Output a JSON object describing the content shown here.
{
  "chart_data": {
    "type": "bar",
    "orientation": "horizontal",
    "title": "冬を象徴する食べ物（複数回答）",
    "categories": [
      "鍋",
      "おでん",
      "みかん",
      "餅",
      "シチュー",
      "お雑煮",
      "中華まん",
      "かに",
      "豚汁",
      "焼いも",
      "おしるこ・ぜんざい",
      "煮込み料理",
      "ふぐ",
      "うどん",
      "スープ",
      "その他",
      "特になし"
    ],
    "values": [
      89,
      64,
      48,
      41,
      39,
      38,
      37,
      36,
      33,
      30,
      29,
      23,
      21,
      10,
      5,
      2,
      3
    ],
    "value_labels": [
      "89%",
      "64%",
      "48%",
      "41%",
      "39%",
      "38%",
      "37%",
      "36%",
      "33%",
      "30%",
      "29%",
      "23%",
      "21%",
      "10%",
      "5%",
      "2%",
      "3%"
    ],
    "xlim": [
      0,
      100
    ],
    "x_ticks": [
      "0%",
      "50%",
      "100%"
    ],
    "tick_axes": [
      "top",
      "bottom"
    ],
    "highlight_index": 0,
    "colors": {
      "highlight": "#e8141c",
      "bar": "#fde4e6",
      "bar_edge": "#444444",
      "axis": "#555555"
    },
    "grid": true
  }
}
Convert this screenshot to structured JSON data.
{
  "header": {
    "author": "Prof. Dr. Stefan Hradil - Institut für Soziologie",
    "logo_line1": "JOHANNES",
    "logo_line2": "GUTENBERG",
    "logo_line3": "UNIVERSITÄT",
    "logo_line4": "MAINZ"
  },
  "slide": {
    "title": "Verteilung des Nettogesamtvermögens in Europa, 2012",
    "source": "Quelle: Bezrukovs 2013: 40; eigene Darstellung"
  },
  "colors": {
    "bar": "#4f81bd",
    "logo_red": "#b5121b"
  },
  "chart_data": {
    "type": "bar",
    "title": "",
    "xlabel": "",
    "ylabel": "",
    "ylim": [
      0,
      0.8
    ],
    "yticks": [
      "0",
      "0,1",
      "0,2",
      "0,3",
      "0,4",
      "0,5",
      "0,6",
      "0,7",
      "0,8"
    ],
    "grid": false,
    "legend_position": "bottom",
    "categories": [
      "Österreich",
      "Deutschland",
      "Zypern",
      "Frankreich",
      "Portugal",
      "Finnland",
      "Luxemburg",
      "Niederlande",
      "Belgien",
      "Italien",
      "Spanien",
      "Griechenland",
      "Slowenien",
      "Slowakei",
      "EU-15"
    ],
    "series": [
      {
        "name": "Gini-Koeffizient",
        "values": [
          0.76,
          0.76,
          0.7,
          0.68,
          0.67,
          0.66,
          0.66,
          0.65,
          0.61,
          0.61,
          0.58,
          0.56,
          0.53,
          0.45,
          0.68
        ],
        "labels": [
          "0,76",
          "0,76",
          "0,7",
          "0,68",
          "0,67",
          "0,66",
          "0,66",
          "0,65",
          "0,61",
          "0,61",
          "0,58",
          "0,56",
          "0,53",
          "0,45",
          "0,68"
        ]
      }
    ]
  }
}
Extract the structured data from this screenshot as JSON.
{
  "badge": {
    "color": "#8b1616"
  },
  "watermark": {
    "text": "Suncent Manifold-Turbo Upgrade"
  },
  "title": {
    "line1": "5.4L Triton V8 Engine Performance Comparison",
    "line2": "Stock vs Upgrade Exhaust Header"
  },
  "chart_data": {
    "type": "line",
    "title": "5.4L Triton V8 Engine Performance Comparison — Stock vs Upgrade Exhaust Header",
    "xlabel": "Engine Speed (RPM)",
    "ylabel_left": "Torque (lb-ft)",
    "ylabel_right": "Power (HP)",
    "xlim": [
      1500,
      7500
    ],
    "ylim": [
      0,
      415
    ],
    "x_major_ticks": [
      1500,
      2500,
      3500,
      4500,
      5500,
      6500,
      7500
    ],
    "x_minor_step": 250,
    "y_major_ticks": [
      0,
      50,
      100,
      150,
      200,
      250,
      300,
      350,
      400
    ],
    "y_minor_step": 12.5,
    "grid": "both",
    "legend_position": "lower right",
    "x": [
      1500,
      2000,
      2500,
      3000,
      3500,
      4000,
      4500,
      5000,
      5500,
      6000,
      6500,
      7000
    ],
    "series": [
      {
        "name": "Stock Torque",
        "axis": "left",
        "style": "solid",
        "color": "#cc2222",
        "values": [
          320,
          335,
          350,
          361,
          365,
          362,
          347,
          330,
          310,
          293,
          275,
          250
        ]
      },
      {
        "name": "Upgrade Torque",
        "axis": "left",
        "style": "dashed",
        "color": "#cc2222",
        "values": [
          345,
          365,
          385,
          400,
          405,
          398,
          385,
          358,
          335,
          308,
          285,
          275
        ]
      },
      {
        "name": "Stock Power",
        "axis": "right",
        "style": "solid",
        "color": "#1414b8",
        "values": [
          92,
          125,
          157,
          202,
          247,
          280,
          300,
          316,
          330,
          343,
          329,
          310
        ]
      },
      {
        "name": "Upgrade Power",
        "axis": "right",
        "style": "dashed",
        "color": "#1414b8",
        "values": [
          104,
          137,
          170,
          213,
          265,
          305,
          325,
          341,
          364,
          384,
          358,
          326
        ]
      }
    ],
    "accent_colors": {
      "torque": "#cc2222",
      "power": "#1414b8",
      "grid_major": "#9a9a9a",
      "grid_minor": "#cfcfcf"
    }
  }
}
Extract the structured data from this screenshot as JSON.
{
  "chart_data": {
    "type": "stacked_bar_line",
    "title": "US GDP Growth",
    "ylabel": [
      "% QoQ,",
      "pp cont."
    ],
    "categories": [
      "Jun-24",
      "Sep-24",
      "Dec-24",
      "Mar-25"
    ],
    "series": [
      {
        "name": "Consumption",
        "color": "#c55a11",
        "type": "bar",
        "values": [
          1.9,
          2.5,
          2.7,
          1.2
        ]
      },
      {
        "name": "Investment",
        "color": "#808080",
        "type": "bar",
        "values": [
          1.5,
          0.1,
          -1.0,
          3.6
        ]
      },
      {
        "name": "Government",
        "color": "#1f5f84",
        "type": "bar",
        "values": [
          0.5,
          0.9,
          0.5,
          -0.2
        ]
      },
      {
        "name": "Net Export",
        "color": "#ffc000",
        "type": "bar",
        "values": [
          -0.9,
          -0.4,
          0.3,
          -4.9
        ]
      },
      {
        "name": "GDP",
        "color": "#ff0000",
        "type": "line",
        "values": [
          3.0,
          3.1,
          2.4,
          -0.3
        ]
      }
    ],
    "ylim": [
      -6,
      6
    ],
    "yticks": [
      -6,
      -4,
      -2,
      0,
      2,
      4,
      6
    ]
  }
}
++++
• [SHORT PROBLEM]: Write out the whole listing again. Match it word for word.

• [RESULT FOR THIS TASK]:
Output a JSON object describing the content shown here.
{
  "chart_data": {
    "type": "bar",
    "orientation": "horizontal",
    "title": "冬を象徴する食べ物（複数回答）",
    "categories": [
      "鍋",
      "おでん",
      "みかん",
      "餅",
      "シチュー",
      "お雑煮",
      "中華まん",
      "かに",
      "豚汁",
      "焼いも",
      "おしるこ・ぜんざい",
      "煮込み料理",
      "ふぐ",
      "うどん",
      "スープ",
      "その他",
      "特になし"
    ],
    "values": [
      89,
      64,
      48,
      41,
      39,
      38,
      37,
      36,
      33,
      30,
      29,
      23,
      21,
      10,
      5,
      2,
      3
    ],
    "value_labels": [
      "89%",
      "64%",
      "48%",
      "41%",
      "39%",
      "38%",
      "37%",
      "36%",
      "33%",
      "30%",
      "29%",
      "23%",
      "21%",
      "10%",
      "5%",
      "2%",
      "3%"
    ],
    "xlim": [
      0,
      100
    ],
    "x_ticks": [
      "0%",
      "50%",
      "100%"
    ],
    "tick_axes": [
      "top",
      "bottom"
    ],
    "highlight_index": 0,
    "colors": {
      "highlight": "#e8141c",
      "bar": "#fde4e6",
      "bar_edge": "#444444",
      "axis": "#555555"
    },
    "grid": true
  }
}
Convert this screenshot to structured JSON data.
{
  "header": {
    "author": "Prof. Dr. Stefan Hradil - Institut für Soziologie",
    "logo_line1": "JOHANNES",
    "logo_line2": "GUTENBERG",
    "logo_line3": "UNIVERSITÄT",
    "logo_line4": "MAINZ"
  },
  "slide": {
    "title": "Verteilung des Nettogesamtvermögens in Europa, 2012",
    "source": "Quelle: Bezrukovs 2013: 40; eigene Darstellung"
  },
  "colors": {
    "bar": "#4f81bd",
    "logo_red": "#b5121b"
  },
  "chart_data": {
    "type": "bar",
    "title": "",
    "xlabel": "",
    "ylabel": "",
    "ylim": [
      0,
      0.8
    ],
    "yticks": [
      "0",
      "0,1",
      "0,2",
      "0,3",
      "0,4",
      "0,5",
      "0,6",
      "0,7",
      "0,8"
    ],
    "grid": false,
    "legend_position": "bottom",
    "categories": [
      "Österreich",
      "Deutschland",
      "Zypern",
      "Frankreich",
      "Portugal",
      "Finnland",
      "Luxemburg",
      "Niederlande",
      "Belgien",
      "Italien",
      "Spanien",
      "Griechenland",
      "Slowenien",
      "Slowakei",
      "EU-15"
    ],
    "series": [
      {
        "name": "Gini-Koeffizient",
        "values": [
          0.76,
          0.76,
          0.7,
          0.68,
          0.67,
          0.66,
          0.66,
          0.65,
          0.61,
          0.61,
          0.58,
          0.56,
          0.53,
          0.45,
          0.68
        ],
        "labels": [
          "0,76",
          "0,76",
          "0,7",
          "0,68",
          "0,67",
          "0,66",
          "0,66",
          "0,65",
          "0,61",
          "0,61",
          "0,58",
          "0,56",
          "0,53",
          "0,45",
          "0,68"
        ]
      }
    ]
  }
}
Extract the structured data from this screenshot as JSON.
{
  "badge": {
    "color": "#8b1616"
  },
  "watermark": {
    "text": "Suncent Manifold-Turbo Upgrade"
  },
  "title": {
    "line1": "5.4L Triton V8 Engine Performance Comparison",
    "line2": "Stock vs Upgrade Exhaust Header"
  },
  "chart_data": {
    "type": "line",
    "title": "5.4L Triton V8 Engine Performance Comparison — Stock vs Upgrade Exhaust Header",
    "xlabel": "Engine Speed (RPM)",
    "ylabel_left": "Torque (lb-ft)",
    "ylabel_right": "Power (HP)",
    "xlim": [
      1500,
      7500
    ],
    "ylim": [
      0,
      415
    ],
    "x_major_ticks": [
      1500,
      2500,
      3500,
      4500,
      5500,
      6500,
      7500
    ],
    "x_minor_step": 250,
    "y_major_ticks": [
      0,
      50,
      100,
      150,
      200,
      250,
      300,
      350,
      400
    ],
    "y_minor_step": 12.5,
    "grid": "both",
    "legend_position": "lower right",
    "x": [
      1500,
      2000,
      2500,
      3000,
      3500,
      4000,
      4500,
      5000,
      5500,
      6000,
      6500,
      7000
    ],
    "series": [
      {
        "name": "Stock Torque",
        "axis": "left",
        "style": "solid",
        "color": "#cc2222",
        "values": [
          320,
          335,
          350,
          361,
          365,
          362,
          347,
          330,
          310,
          293,
          275,
          250
        ]
      },
      {
        "name": "Upgrade Torque",
        "axis": "left",
        "style": "dashed",
        "color": "#cc2222",
        "values": [
          345,
          365,
          385,
          400,
          405,
          398,
          385,
          358,
          335,
          308,
          285,
          275
        ]
      },
      {
        "name": "Stock Power",
        "axis": "right",
        "style": "solid",
        "color": "#1414b8",
        "values": [
          92,
          125,
          157,
          202,
          247,
          280,
          300,
          316,
          330,
          343,
          329,
          310
        ]
      },
      {
        "name": "Upgrade Power",
        "axis": "right",
        "style": "dashed",
        "color": "#1414b8",
        "values": [
          104,
          137,
          170,
          213,
          265,
          305,
          325,
          341,
          364,
          384,
          358,
          326
        ]
      }
    ],
    "accent_colors": {
      "torque": "#cc2222",
      "power": "#1414b8",
      "grid_major": "#9a9a9a",
      "grid_minor": "#cfcfcf"
    }
  }
}
Extract the structured data from this screenshot as JSON.
{
  "chart_data": {
    "type": "stacked_bar_line",
    "title": "US GDP Growth",
    "ylabel": [
      "% QoQ,",
      "pp cont."
    ],
    "categories": [
      "Jun-24",
      "Sep-24",
      "Dec-24",
      "Mar-25"
    ],
    "series": [
      {
        "name": "Consumption",
        "color": "#c55a11",
        "type": "bar",
        "values": [
          1.9,
          2.5,
          2.7,
          1.2
        ]
      },
      {
        "name": "Investment",
        "color": "#808080",
        "type": "bar",
        "values": [
          1.5,
          0.1,
          -1.0,
          3.6
        ]
      },
      {
        "name": "Government",
        "color": "#1f5f84",
        "type": "bar",
        "values": [
          0.5,
          0.9,
          0.5,
          -0.2
        ]
      },
      {
        "name": "Net Export",
        "color": "#ffc000",
        "type": "bar",
        "values": [
          -0.9,
          -0.4,
          0.3,
          -4.9
        ]
      },
      {
        "name": "GDP",
        "color": "#ff0000",
        "type": "line",
        "values": [
          3.0,
          3.1,
          2.4,
          -0.3
        ]
      }
    ],
    "ylim": [
      -6,
      6
    ],
    "yticks": [
      -6,
      -4,
      -2,
      0,
      2,
      4,
      6
    ]
  }
}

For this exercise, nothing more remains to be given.